Report how many lines in the listing below include the word "omia". Write nothing besides the number.
________________________________________
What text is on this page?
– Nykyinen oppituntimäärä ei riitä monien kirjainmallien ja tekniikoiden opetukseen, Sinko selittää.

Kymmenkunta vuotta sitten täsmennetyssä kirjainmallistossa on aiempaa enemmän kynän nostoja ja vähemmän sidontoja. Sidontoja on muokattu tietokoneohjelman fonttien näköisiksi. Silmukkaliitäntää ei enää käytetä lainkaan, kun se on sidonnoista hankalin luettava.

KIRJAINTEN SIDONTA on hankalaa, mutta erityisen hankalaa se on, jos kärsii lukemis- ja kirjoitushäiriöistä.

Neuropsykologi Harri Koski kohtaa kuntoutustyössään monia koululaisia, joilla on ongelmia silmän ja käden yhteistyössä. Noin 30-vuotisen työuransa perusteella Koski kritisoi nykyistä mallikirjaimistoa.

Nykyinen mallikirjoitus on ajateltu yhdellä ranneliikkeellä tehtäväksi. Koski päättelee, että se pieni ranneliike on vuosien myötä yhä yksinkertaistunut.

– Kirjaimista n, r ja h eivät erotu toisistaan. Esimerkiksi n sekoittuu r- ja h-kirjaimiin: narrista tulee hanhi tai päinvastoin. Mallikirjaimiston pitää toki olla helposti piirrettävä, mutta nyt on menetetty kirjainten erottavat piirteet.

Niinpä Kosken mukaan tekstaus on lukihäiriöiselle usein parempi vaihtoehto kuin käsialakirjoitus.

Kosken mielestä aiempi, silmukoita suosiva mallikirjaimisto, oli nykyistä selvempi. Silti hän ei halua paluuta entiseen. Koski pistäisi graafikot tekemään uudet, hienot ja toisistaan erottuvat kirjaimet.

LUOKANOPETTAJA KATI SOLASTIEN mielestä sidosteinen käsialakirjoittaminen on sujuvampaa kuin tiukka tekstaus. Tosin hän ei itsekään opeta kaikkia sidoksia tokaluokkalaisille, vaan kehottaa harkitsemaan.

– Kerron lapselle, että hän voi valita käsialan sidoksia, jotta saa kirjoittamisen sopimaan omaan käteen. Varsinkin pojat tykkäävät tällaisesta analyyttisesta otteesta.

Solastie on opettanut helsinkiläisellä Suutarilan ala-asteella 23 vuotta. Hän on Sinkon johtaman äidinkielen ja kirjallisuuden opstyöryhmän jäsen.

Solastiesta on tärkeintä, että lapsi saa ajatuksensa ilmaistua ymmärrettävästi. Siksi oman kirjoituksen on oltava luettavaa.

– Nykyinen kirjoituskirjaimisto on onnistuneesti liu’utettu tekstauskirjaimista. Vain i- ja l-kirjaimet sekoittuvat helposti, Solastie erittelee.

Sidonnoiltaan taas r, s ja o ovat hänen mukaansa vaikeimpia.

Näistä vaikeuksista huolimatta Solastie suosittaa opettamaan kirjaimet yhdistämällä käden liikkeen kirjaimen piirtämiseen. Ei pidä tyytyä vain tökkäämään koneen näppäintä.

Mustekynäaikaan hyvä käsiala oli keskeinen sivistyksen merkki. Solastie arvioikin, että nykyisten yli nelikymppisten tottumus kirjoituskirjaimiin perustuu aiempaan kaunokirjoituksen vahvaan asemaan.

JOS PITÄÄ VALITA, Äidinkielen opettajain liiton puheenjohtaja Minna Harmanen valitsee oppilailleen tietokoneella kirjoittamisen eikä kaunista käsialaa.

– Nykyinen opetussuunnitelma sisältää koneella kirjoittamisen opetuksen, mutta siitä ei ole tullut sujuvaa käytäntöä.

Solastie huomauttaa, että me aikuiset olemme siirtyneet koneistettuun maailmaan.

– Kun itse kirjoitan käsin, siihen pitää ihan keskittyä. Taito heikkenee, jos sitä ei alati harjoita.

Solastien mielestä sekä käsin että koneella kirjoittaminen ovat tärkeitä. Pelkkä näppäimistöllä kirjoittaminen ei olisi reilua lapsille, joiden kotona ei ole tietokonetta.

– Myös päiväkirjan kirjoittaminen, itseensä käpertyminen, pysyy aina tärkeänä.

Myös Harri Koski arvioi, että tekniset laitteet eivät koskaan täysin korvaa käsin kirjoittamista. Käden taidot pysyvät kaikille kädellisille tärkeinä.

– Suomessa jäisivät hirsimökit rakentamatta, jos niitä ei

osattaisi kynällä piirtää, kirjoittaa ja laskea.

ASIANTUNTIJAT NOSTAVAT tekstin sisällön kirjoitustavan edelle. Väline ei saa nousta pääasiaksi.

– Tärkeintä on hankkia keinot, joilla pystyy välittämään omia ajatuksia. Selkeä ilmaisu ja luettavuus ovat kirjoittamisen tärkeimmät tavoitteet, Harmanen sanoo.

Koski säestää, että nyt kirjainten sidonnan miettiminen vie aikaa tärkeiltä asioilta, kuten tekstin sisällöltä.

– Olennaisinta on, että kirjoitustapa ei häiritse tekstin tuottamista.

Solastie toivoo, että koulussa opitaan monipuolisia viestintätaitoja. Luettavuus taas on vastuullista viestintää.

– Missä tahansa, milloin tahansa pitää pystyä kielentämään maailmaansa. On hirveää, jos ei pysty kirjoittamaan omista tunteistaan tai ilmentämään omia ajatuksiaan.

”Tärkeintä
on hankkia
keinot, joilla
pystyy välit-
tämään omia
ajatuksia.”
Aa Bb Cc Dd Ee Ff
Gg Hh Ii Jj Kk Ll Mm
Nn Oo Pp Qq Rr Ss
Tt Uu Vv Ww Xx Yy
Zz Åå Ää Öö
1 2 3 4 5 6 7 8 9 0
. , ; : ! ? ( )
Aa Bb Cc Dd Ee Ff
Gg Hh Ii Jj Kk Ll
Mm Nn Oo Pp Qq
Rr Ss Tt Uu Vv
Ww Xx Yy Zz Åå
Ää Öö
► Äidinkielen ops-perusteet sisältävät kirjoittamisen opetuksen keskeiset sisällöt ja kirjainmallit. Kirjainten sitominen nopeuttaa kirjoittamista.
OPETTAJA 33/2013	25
________________________________________
Task result.
3